## Extracted records:
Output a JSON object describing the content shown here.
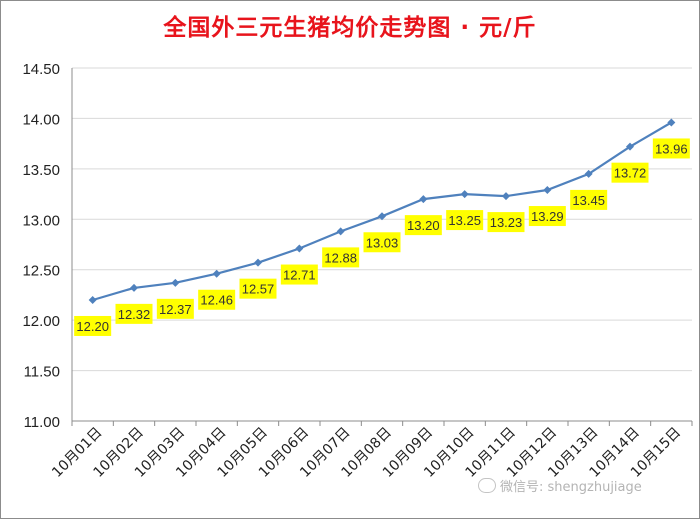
{
  "chart_data": {
    "type": "line",
    "title": "全国外三元生猪均价走势图 · 元/斤",
    "categories": [
      "10月01日",
      "10月02日",
      "10月03日",
      "10月04日",
      "10月05日",
      "10月06日",
      "10月07日",
      "10月08日",
      "10月09日",
      "10月10日",
      "10月11日",
      "10月12日",
      "10月13日",
      "10月14日",
      "10月15日"
    ],
    "series": [
      {
        "values": [
          12.2,
          12.32,
          12.37,
          12.46,
          12.57,
          12.71,
          12.88,
          13.03,
          13.2,
          13.25,
          13.23,
          13.29,
          13.45,
          13.72,
          13.96
        ]
      }
    ],
    "data_labels": [
      "12.20",
      "12.32",
      "12.37",
      "12.46",
      "12.57",
      "12.71",
      "12.88",
      "13.03",
      "13.20",
      "13.25",
      "13.23",
      "13.29",
      "13.45",
      "13.72",
      "13.96"
    ],
    "ylim": [
      11.0,
      14.5
    ],
    "yticks": [
      "11.00",
      "11.50",
      "12.00",
      "12.50",
      "13.00",
      "13.50",
      "14.00",
      "14.50"
    ],
    "xlabel": "",
    "ylabel": "",
    "grid": true,
    "legend": "none",
    "colors": {
      "line": "#4f81bd",
      "marker": "#4f81bd",
      "label_bg": "#ffff00",
      "title": "#e8141c",
      "grid": "#d9d9d9"
    }
  },
  "watermark": {
    "text": "微信号: shengzhujiage",
    "icon": "wechat-icon"
  }
}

## THE PROBLEM:
Leave the images out and output the remaining material exactly as it stands.

## SOLUTION TO THE PROBLEM:
Output a JSON object describing the content shown here.
{
  "chart_data": {
    "type": "line",
    "title": "全国外三元生猪均价走势图 · 元/斤",
    "categories": [
      "10月01日",
      "10月02日",
      "10月03日",
      "10月04日",
      "10月05日",
      "10月06日",
      "10月07日",
      "10月08日",
      "10月09日",
      "10月10日",
      "10月11日",
      "10月12日",
      "10月13日",
      "10月14日",
      "10月15日"
    ],
    "series": [
      {
        "values": [
          12.2,
          12.32,
          12.37,
          12.46,
          12.57,
          12.71,
          12.88,
          13.03,
          13.2,
          13.25,
          13.23,
          13.29,
          13.45,
          13.72,
          13.96
        ]
      }
    ],
    "data_labels": [
      "12.20",
      "12.32",
      "12.37",
      "12.46",
      "12.57",
      "12.71",
      "12.88",
      "13.03",
      "13.20",
      "13.25",
      "13.23",
      "13.29",
      "13.45",
      "13.72",
      "13.96"
    ],
    "ylim": [
      11.0,
      14.5
    ],
    "yticks": [
      "11.00",
      "11.50",
      "12.00",
      "12.50",
      "13.00",
      "13.50",
      "14.00",
      "14.50"
    ],
    "xlabel": "",
    "ylabel": "",
    "grid": true,
    "legend": "none",
    "colors": {
      "line": "#4f81bd",
      "marker": "#4f81bd",
      "label_bg": "#ffff00",
      "title": "#e8141c",
      "grid": "#d9d9d9"
    }
  },
  "watermark": {
    "text": "微信号: shengzhujiage",
    "icon": "wechat-icon"
  }
}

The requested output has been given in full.